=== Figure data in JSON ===
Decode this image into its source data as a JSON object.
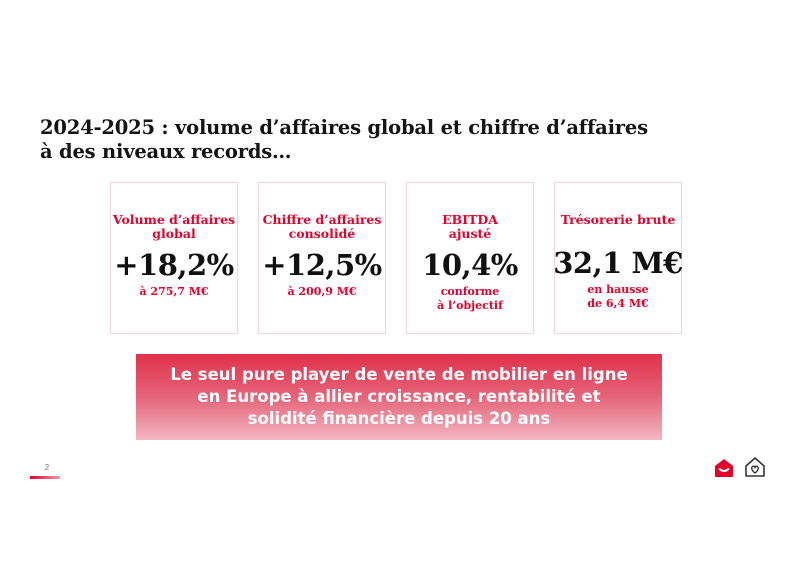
{
  "title": {
    "line1": "2024-2025 : volume d’affaires global et chiffre d’affaires",
    "line2": "à des niveaux records…"
  },
  "kpis": [
    {
      "label_lines": [
        "Volume d’affaires",
        "global"
      ],
      "value": "+18,2%",
      "sub_lines": [
        "à 275,7 M€"
      ]
    },
    {
      "label_lines": [
        "Chiffre d’affaires",
        "consolidé"
      ],
      "value": "+12,5%",
      "sub_lines": [
        "à 200,9 M€"
      ]
    },
    {
      "label_lines": [
        "EBITDA",
        "ajusté"
      ],
      "value": "10,4%",
      "sub_lines": [
        "conforme",
        "à l’objectif"
      ]
    },
    {
      "label_lines": [
        "Trésorerie brute"
      ],
      "value": "32,1 M€",
      "sub_lines": [
        "en hausse",
        "de 6,4 M€"
      ]
    }
  ],
  "banner": {
    "lines": [
      "Le seul pure player de vente de mobilier en ligne",
      "en Europe à allier croissance, rentabilité et",
      "solidité financière depuis 20 ans"
    ]
  },
  "footer": {
    "page_number": "2"
  },
  "colors": {
    "accent": "#e4002b",
    "text": "#141414",
    "card_border": "#f1d5da"
  },
  "icons": [
    "brand-logo-icon",
    "house-heart-logo-icon"
  ]
}
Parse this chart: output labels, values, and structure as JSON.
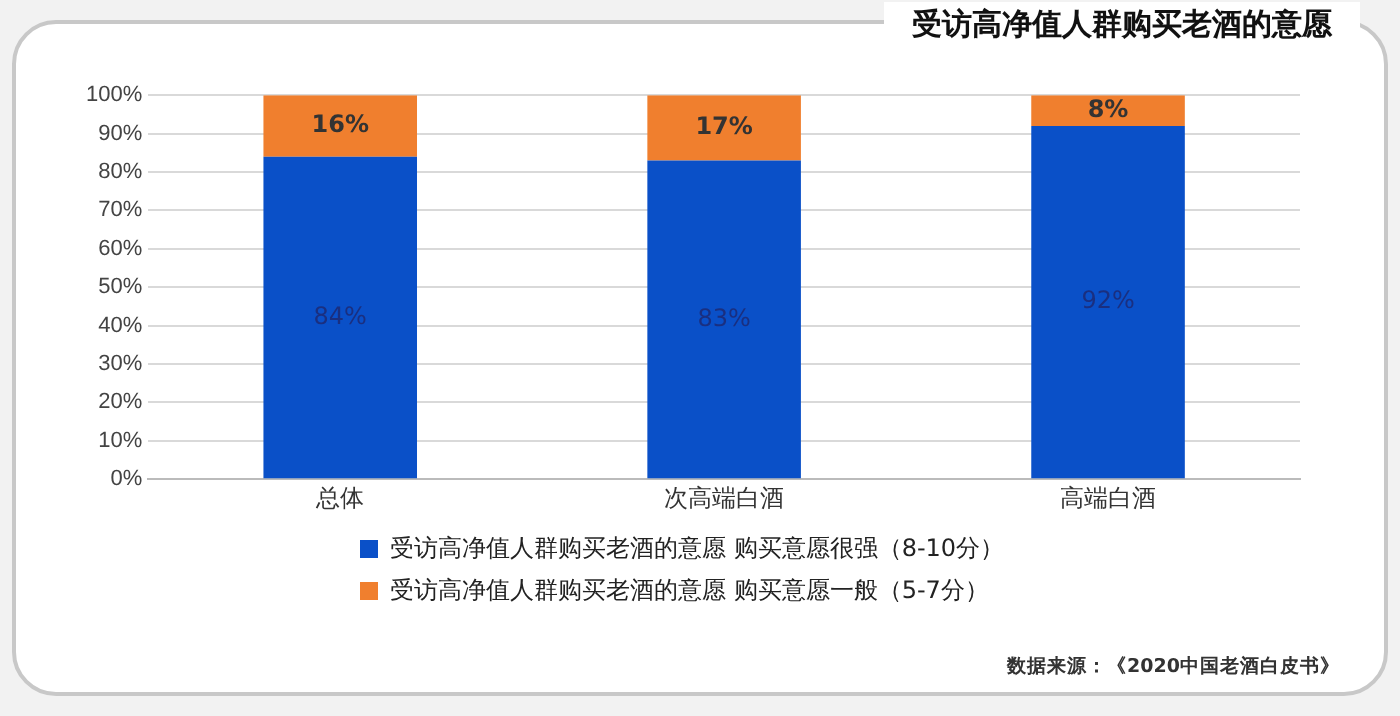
{
  "chart_data": {
    "type": "bar",
    "stacked": true,
    "title": "受访高净值人群购买老酒的意愿",
    "categories": [
      "总体",
      "次高端白酒",
      "高端白酒"
    ],
    "series": [
      {
        "name": "受访高净值人群购买老酒的意愿 购买意愿很强（8-10分）",
        "color": "#0a50c8",
        "values": [
          84,
          83,
          92
        ],
        "value_labels": [
          "84%",
          "83%",
          "92%"
        ]
      },
      {
        "name": "受访高净值人群购买老酒的意愿 购买意愿一般（5-7分）",
        "color": "#f07f2e",
        "values": [
          16,
          17,
          8
        ],
        "value_labels": [
          "16%",
          "17%",
          "8%"
        ]
      }
    ],
    "ylim": [
      0,
      100
    ],
    "yticks": [
      {
        "value": 0,
        "label": "0%"
      },
      {
        "value": 10,
        "label": "10%"
      },
      {
        "value": 20,
        "label": "20%"
      },
      {
        "value": 30,
        "label": "30%"
      },
      {
        "value": 40,
        "label": "40%"
      },
      {
        "value": 50,
        "label": "50%"
      },
      {
        "value": 60,
        "label": "60%"
      },
      {
        "value": 70,
        "label": "70%"
      },
      {
        "value": 80,
        "label": "80%"
      },
      {
        "value": 90,
        "label": "90%"
      },
      {
        "value": 100,
        "label": "100%"
      }
    ],
    "grid": "y",
    "legend": "bottom",
    "annotations": [
      "数据来源：《2020中国老酒白皮书》"
    ]
  }
}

=== Your instructions ===
Copy the material shown above in full and exactly. Skip the pictures.

=== Completed exercise ===
Decode this image into its source data as a JSON object.
{
  "title": {
    "line1": "2024-2025 : volume d’affaires global et chiffre d’affaires",
    "line2": "à des niveaux records…"
  },
  "kpis": [
    {
      "label_lines": [
        "Volume d’affaires",
        "global"
      ],
      "value": "+18,2%",
      "sub_lines": [
        "à 275,7 M€"
      ]
    },
    {
      "label_lines": [
        "Chiffre d’affaires",
        "consolidé"
      ],
      "value": "+12,5%",
      "sub_lines": [
        "à 200,9 M€"
      ]
    },
    {
      "label_lines": [
        "EBITDA",
        "ajusté"
      ],
      "value": "10,4%",
      "sub_lines": [
        "conforme",
        "à l’objectif"
      ]
    },
    {
      "label_lines": [
        "Trésorerie brute"
      ],
      "value": "32,1 M€",
      "sub_lines": [
        "en hausse",
        "de 6,4 M€"
      ]
    }
  ],
  "banner": {
    "lines": [
      "Le seul pure player de vente de mobilier en ligne",
      "en Europe à allier croissance, rentabilité et",
      "solidité financière depuis 20 ans"
    ]
  },
  "footer": {
    "page_number": "2"
  },
  "colors": {
    "accent": "#e4002b",
    "text": "#141414",
    "card_border": "#f1d5da"
  },
  "icons": [
    "brand-logo-icon",
    "house-heart-logo-icon"
  ]
}
Parse this chart: output labels, values, and structure as JSON.
{
  "chart_data": {
    "type": "bar",
    "stacked": true,
    "title": "受访高净值人群购买老酒的意愿",
    "categories": [
      "总体",
      "次高端白酒",
      "高端白酒"
    ],
    "series": [
      {
        "name": "受访高净值人群购买老酒的意愿 购买意愿很强（8-10分）",
        "color": "#0a50c8",
        "values": [
          84,
          83,
          92
        ],
        "value_labels": [
          "84%",
          "83%",
          "92%"
        ]
      },
      {
        "name": "受访高净值人群购买老酒的意愿 购买意愿一般（5-7分）",
        "color": "#f07f2e",
        "values": [
          16,
          17,
          8
        ],
        "value_labels": [
          "16%",
          "17%",
          "8%"
        ]
      }
    ],
    "ylim": [
      0,
      100
    ],
    "yticks": [
      {
        "value": 0,
        "label": "0%"
      },
      {
        "value": 10,
        "label": "10%"
      },
      {
        "value": 20,
        "label": "20%"
      },
      {
        "value": 30,
        "label": "30%"
      },
      {
        "value": 40,
        "label": "40%"
      },
      {
        "value": 50,
        "label": "50%"
      },
      {
        "value": 60,
        "label": "60%"
      },
      {
        "value": 70,
        "label": "70%"
      },
      {
        "value": 80,
        "label": "80%"
      },
      {
        "value": 90,
        "label": "90%"
      },
      {
        "value": 100,
        "label": "100%"
      }
    ],
    "grid": "y",
    "legend": "bottom",
    "annotations": [
      "数据来源：《2020中国老酒白皮书》"
    ]
  }
}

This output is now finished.